> [Given exercise]: Each line containing the word "object" needs to be copied.

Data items
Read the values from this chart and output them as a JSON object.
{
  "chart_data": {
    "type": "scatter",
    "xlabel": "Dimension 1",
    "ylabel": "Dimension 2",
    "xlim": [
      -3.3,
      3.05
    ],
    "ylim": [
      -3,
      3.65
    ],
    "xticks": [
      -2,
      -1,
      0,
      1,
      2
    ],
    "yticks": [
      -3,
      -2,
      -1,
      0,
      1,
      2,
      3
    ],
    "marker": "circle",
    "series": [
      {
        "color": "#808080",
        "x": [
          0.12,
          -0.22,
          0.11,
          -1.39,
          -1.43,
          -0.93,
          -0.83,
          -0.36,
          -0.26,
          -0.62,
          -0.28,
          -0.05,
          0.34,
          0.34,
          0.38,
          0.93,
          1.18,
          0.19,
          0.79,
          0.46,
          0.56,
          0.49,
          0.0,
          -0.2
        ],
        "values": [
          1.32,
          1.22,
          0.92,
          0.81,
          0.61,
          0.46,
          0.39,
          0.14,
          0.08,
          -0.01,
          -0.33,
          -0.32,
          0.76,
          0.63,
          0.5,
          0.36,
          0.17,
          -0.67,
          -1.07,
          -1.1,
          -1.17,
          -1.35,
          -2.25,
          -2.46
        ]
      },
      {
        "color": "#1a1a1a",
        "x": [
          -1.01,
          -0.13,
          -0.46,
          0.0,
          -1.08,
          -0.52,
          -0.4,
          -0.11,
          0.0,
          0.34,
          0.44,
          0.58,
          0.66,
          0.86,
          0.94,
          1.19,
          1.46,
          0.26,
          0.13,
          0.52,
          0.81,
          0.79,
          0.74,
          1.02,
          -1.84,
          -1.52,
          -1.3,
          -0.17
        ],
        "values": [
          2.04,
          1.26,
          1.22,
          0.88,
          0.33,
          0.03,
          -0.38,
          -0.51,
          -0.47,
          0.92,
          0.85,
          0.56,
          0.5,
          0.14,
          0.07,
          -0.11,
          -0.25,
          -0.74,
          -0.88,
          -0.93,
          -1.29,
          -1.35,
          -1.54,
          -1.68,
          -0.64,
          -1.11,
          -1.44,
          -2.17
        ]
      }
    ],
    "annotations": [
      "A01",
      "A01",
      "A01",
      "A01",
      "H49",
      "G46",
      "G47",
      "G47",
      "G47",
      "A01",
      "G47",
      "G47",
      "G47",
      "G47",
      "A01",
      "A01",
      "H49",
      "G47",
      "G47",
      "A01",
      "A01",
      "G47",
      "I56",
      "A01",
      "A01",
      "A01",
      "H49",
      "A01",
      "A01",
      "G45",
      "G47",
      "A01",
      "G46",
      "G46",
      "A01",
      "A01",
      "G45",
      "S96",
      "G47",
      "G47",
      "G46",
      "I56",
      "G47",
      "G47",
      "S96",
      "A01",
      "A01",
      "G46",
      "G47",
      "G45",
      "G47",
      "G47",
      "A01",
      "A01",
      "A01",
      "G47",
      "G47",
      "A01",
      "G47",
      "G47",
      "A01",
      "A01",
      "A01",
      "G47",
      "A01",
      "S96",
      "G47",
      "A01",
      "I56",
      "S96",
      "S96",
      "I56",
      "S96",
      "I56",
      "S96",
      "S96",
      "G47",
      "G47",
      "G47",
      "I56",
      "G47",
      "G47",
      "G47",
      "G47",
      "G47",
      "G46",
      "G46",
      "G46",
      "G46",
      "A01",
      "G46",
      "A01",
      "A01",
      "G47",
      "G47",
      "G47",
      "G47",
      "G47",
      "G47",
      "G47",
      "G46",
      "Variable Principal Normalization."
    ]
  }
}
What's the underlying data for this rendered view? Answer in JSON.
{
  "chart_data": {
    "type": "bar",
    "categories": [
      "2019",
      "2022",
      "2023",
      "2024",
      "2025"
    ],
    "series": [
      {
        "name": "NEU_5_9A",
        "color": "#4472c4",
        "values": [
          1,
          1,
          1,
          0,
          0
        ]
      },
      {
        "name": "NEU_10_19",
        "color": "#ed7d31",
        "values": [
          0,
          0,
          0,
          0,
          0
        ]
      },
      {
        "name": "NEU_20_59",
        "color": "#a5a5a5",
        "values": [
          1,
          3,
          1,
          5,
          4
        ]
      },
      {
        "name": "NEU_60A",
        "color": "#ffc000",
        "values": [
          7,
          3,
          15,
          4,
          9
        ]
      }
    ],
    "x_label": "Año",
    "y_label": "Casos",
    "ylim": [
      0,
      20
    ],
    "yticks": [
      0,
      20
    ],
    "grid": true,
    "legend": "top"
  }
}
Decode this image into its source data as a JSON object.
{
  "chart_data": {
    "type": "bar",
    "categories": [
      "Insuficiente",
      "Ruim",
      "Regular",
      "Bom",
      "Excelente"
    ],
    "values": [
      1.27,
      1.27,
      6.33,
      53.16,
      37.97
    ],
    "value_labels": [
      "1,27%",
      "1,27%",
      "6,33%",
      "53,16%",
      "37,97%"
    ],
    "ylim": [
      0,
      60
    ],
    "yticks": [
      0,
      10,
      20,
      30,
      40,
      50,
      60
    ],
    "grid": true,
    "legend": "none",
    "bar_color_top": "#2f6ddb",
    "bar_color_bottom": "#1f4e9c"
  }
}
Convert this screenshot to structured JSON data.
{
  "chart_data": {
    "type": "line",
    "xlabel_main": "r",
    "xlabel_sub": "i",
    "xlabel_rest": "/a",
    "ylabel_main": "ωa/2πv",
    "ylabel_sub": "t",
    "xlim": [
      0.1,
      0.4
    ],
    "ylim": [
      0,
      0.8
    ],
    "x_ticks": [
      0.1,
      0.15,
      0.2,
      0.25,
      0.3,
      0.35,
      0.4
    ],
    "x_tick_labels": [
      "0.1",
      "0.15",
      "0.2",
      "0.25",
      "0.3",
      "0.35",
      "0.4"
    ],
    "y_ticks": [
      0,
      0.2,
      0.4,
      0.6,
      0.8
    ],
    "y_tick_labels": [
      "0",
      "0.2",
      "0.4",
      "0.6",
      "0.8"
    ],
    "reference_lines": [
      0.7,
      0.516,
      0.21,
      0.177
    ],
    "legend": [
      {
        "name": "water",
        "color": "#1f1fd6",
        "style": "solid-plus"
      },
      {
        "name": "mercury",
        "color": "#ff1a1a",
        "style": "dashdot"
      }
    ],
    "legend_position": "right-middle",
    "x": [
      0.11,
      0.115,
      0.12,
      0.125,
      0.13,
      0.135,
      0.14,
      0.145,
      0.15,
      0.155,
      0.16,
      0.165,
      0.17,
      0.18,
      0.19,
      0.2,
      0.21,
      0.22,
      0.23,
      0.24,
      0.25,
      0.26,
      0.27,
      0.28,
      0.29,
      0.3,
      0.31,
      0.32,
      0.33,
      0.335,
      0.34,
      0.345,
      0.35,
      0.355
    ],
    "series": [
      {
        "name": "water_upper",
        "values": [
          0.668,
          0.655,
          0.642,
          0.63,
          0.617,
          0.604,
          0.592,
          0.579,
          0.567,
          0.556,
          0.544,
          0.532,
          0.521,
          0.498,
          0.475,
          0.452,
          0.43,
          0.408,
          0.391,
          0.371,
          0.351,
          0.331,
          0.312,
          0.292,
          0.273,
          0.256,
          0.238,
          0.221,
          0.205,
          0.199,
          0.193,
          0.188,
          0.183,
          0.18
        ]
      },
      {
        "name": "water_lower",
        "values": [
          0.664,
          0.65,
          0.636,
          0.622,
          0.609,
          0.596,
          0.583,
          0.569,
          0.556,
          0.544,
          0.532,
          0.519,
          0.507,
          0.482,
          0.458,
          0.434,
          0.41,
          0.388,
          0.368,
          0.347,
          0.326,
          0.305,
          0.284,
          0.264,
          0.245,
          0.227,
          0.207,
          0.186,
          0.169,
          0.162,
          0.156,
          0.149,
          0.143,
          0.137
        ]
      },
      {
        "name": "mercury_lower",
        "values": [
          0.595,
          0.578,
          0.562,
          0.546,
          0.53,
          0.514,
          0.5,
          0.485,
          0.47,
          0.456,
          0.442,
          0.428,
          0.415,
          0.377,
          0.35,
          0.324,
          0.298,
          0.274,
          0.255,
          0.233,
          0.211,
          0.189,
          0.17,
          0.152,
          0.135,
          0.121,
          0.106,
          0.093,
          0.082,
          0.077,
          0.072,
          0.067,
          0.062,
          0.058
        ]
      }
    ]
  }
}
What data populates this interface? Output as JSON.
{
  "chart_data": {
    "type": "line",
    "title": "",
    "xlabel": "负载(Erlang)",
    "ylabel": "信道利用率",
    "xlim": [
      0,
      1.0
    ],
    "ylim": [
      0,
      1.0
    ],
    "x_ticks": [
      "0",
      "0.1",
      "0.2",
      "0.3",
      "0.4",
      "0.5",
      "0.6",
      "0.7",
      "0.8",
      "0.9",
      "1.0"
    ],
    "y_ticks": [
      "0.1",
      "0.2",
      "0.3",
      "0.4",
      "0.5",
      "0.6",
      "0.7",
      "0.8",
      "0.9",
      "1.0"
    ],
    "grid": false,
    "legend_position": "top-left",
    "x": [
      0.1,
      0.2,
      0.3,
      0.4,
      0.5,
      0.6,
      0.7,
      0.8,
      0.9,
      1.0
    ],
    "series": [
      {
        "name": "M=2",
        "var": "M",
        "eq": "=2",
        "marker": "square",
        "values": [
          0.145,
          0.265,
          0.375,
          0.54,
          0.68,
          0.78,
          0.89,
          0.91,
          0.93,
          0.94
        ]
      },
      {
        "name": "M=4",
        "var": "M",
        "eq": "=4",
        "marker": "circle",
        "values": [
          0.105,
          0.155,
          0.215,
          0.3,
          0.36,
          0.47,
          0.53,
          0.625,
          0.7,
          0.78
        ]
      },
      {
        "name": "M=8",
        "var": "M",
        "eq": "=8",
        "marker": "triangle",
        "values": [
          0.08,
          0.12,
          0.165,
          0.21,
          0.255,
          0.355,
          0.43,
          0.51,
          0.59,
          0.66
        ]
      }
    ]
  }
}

> [Expected answer]:
Read the values from this chart and output them as a JSON object.
Decode this image into its source data as a JSON object.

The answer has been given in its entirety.